Return every record verbatim.

======== Dataset extract

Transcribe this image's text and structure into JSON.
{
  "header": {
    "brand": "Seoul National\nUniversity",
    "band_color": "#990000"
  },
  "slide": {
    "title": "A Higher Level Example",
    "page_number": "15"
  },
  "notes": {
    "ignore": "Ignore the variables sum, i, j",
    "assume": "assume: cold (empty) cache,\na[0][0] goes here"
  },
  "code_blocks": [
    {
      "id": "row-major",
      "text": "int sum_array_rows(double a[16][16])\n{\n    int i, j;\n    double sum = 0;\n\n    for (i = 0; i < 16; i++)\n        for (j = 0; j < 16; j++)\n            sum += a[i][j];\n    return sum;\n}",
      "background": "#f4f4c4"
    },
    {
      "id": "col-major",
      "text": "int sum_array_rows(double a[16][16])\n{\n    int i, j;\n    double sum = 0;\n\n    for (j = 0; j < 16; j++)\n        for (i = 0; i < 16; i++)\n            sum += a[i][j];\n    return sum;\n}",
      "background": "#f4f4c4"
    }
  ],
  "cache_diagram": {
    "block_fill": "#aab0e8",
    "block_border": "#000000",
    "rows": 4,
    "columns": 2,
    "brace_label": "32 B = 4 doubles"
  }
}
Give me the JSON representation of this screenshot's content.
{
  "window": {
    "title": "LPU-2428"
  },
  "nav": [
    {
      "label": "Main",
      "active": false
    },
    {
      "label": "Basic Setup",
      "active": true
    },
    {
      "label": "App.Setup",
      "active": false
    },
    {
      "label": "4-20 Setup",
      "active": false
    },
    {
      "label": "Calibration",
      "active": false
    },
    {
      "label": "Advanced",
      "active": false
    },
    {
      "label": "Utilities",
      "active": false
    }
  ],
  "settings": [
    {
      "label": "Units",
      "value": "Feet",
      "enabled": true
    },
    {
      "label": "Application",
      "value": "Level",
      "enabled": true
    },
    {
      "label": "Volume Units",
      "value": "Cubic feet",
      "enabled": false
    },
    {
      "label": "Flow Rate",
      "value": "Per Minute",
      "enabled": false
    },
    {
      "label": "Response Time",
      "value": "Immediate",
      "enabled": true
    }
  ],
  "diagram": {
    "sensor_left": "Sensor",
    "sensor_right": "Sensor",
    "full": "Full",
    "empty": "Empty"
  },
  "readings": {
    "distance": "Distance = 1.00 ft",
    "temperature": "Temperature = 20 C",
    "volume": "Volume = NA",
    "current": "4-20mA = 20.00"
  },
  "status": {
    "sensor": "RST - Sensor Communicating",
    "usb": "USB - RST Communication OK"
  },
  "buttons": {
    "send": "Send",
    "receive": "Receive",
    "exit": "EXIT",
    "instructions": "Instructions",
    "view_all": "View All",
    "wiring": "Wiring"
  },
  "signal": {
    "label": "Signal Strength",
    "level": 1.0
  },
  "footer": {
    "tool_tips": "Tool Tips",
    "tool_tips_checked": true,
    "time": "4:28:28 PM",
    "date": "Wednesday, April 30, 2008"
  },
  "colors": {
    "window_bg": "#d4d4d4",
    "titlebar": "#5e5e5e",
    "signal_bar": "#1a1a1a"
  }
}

================

_Final answer_
Transcribe this image's text and structure into JSON.
{
  "header": {
    "brand": "Seoul National\nUniversity",
    "band_color": "#990000"
  },
  "slide": {
    "title": "A Higher Level Example",
    "page_number": "15"
  },
  "notes": {
    "ignore": "Ignore the variables sum, i, j",
    "assume": "assume: cold (empty) cache,\na[0][0] goes here"
  },
  "code_blocks": [
    {
      "id": "row-major",
      "text": "int sum_array_rows(double a[16][16])\n{\n    int i, j;\n    double sum = 0;\n\n    for (i = 0; i < 16; i++)\n        for (j = 0; j < 16; j++)\n            sum += a[i][j];\n    return sum;\n}",
      "background": "#f4f4c4"
    },
    {
      "id": "col-major",
      "text": "int sum_array_rows(double a[16][16])\n{\n    int i, j;\n    double sum = 0;\n\n    for (j = 0; j < 16; j++)\n        for (i = 0; i < 16; i++)\n            sum += a[i][j];\n    return sum;\n}",
      "background": "#f4f4c4"
    }
  ],
  "cache_diagram": {
    "block_fill": "#aab0e8",
    "block_border": "#000000",
    "rows": 4,
    "columns": 2,
    "brace_label": "32 B = 4 doubles"
  }
}
Give me the JSON representation of this screenshot's content.
{
  "window": {
    "title": "LPU-2428"
  },
  "nav": [
    {
      "label": "Main",
      "active": false
    },
    {
      "label": "Basic Setup",
      "active": true
    },
    {
      "label": "App.Setup",
      "active": false
    },
    {
      "label": "4-20 Setup",
      "active": false
    },
    {
      "label": "Calibration",
      "active": false
    },
    {
      "label": "Advanced",
      "active": false
    },
    {
      "label": "Utilities",
      "active": false
    }
  ],
  "settings": [
    {
      "label": "Units",
      "value": "Feet",
      "enabled": true
    },
    {
      "label": "Application",
      "value": "Level",
      "enabled": true
    },
    {
      "label": "Volume Units",
      "value": "Cubic feet",
      "enabled": false
    },
    {
      "label": "Flow Rate",
      "value": "Per Minute",
      "enabled": false
    },
    {
      "label": "Response Time",
      "value": "Immediate",
      "enabled": true
    }
  ],
  "diagram": {
    "sensor_left": "Sensor",
    "sensor_right": "Sensor",
    "full": "Full",
    "empty": "Empty"
  },
  "readings": {
    "distance": "Distance = 1.00 ft",
    "temperature": "Temperature = 20 C",
    "volume": "Volume = NA",
    "current": "4-20mA = 20.00"
  },
  "status": {
    "sensor": "RST - Sensor Communicating",
    "usb": "USB - RST Communication OK"
  },
  "buttons": {
    "send": "Send",
    "receive": "Receive",
    "exit": "EXIT",
    "instructions": "Instructions",
    "view_all": "View All",
    "wiring": "Wiring"
  },
  "signal": {
    "label": "Signal Strength",
    "level": 1.0
  },
  "footer": {
    "tool_tips": "Tool Tips",
    "tool_tips_checked": true,
    "time": "4:28:28 PM",
    "date": "Wednesday, April 30, 2008"
  },
  "colors": {
    "window_bg": "#d4d4d4",
    "titlebar": "#5e5e5e",
    "signal_bar": "#1a1a1a"
  }
}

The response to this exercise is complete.